**SHORT TASK A**
In the commentary on the KSA-Pakistan pact, swap "CENTCOM" for "Central Command" and write out the part between "Both KSA and" and "the KSA-Pak SMDA.", inclusive.
**SHORT TASK B**
Write the next part of the commentary on the KSA-Pakistan pact, continuing after its final sentence.

**EXCERPTED TEXT**
★ ★ ★ ★

But there are others who think that vacating the guarantor of security role in favour of Pakistan was America’s way of getting West Asian States to manage their own defences, as indeed it did in the case of the European members of NATO. Under MAGA, President Trump had decided not to put US boots on the ground anywhere abroad.
Evidence of this could be seen in Washington’s silence on the KSA-Pakistan pact. The involvement of pro-Trump Pakistani leaders such as Prime Minister Shehbaz Sharif and Army Chief Field Marshal Asim Munir in bringing about the KSA-Pak SMDA is an indication of the hidden American hand.
Both KSA and Pakistan remain close allies of the US despite the pact. Pakistan became very close to the US after the India-Pakistan war in May this year. Asim Munir was hosted by the US twice this year by Trump first and the CENTCOM next.
The timing of President Trump’s announcement that he intends to retrieve the Bagaram airbase in Afghanistan is also significant and indicative of the new security architecture in West and South Asia. Trump’s statement, in fact, coincided with the signing of the KSA-Pak SMDA.
Both the US and Pakistan are interested in putting the Taliban ruled Afghanistan in its place. While the US suspects that Taliban is not going after ISIS and other anti-American Islamic radicals operating on its soil, Pakistan is convinced that Taliban is not controlling the Pakistani Taliban (aka TTP) based in Afghanistan.
The TTP has been harassing Pakistani forces in the border province of Khyber Pakhtunkwa. A few days ago, Pakistan even dubbed Afghanistan an “enemy” country.
The US would like to have a presence in Bagram to watch the Taliban, China and Iran. Bagram was the biggest American base in the world on which, according to Trump, “a whole planet could be landed.” No wonder he warned Afghanistan that “very bad things could happen” if it did not give back the base to “those who built it” namely the Americans.
Pakistan too is interested in monitoring Iran as it accuses Iran of supporting Baloch separatists in its Balochistan province. It was not long ago that Pakistan and Iran had fired missiles at each other over that issue.

★ ★ ★ ★

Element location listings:
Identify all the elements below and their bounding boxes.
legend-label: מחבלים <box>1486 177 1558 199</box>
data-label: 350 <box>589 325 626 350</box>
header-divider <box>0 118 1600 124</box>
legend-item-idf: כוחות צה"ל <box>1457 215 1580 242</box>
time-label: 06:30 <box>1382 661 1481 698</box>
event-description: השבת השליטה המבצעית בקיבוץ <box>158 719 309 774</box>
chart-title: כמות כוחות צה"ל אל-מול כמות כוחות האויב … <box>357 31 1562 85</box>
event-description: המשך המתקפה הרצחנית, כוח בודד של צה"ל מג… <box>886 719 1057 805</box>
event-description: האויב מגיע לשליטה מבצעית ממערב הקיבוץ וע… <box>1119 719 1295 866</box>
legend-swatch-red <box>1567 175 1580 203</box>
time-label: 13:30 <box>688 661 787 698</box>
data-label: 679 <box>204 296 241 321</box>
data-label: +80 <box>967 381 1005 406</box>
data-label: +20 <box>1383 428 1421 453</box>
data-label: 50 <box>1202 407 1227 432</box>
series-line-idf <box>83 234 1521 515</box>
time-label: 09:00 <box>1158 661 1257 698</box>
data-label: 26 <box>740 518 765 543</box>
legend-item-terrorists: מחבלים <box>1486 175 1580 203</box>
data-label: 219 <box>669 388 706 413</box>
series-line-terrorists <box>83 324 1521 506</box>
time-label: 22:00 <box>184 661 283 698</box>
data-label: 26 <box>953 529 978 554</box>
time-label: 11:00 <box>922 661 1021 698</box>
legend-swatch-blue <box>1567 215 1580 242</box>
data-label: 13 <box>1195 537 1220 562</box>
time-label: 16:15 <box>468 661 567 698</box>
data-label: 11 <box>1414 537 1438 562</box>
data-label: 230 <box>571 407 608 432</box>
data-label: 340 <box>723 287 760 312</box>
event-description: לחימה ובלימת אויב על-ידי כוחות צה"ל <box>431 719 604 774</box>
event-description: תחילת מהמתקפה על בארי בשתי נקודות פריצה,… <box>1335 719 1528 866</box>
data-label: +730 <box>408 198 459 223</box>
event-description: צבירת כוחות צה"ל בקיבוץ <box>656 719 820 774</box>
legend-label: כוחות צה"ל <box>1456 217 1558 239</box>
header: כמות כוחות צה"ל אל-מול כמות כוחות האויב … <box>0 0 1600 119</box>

★ ★ ★ ★

**EXERCISE RESPONSE A**
Both KSA and Pakistan remain close allies of the US despite the pact. Pakistan became very close to the US after the India-Pakistan war in May this year. Asim Munir was hosted by the US twice this year by Trump first and the Central Command next.
The timing of President Trump’s announcement that he intends to retrieve the Bagaram airbase in Afghanistan is also significant and indicative of the new security architecture in West and South Asia. Trump’s statement, in fact, coincided with the signing of the KSA-Pak SMDA.

**EXERCISE RESPONSE B**
The US had recently banned a top Baloch terrorist group that was harassing Pakistani and Chinese personnel working in Balochistan where China has a port (at Gwadar). China would appreciate the US and Pakistan if they jointly keep the Baloch insurgents in check.
While being friendly to China, Pakistan would not mind the US spying on China. Over decades Pakistan has served the interests of both the US and China in unusual ways. It has been a vital bridge between the two adversaries since the 1960s.
As expected, the Taliban has said that it will not part with Bagram. “Afghanistan and the United States need to engage with one another without the United States maintaining any military presence in any part of Afghanistan," said Zakir Jalal, an Afghan Foreign Ministry official, in a post on X on Thursday.
However, the issue which monopolized global attention in the KSA-Pakistan defence pact, was whether Pakistan would use its nuclear weapons to help KSA. Pakistan’s Defence Minister, Khwaja Asif, said that all of Pakistan’s capabilities will be “absolutely available” to KSA.
While there is a theoretical possibility of the use of nuclear weapons under the pact, experts think that it is only a deterrent as all nuclear capabilities are. In Pakistan itself, there is great concern about getting involved in a nuclear conflict in West Asia.
Pakistanis would like the pact to be just an institutionalization of decades-old defence cooperation between Riyadh and Islamabad.
Cooperation between the countries began in 1967. In 1979, Pakistani special forces helped Saudi troops reclaim the religious shrine Masjid al-Haram. In 1982, the two sides institutionalised their security ties through a Bilateral Security Cooperation Agreement that enabled Pakistani training, advisory support and deployments on Saudi soil.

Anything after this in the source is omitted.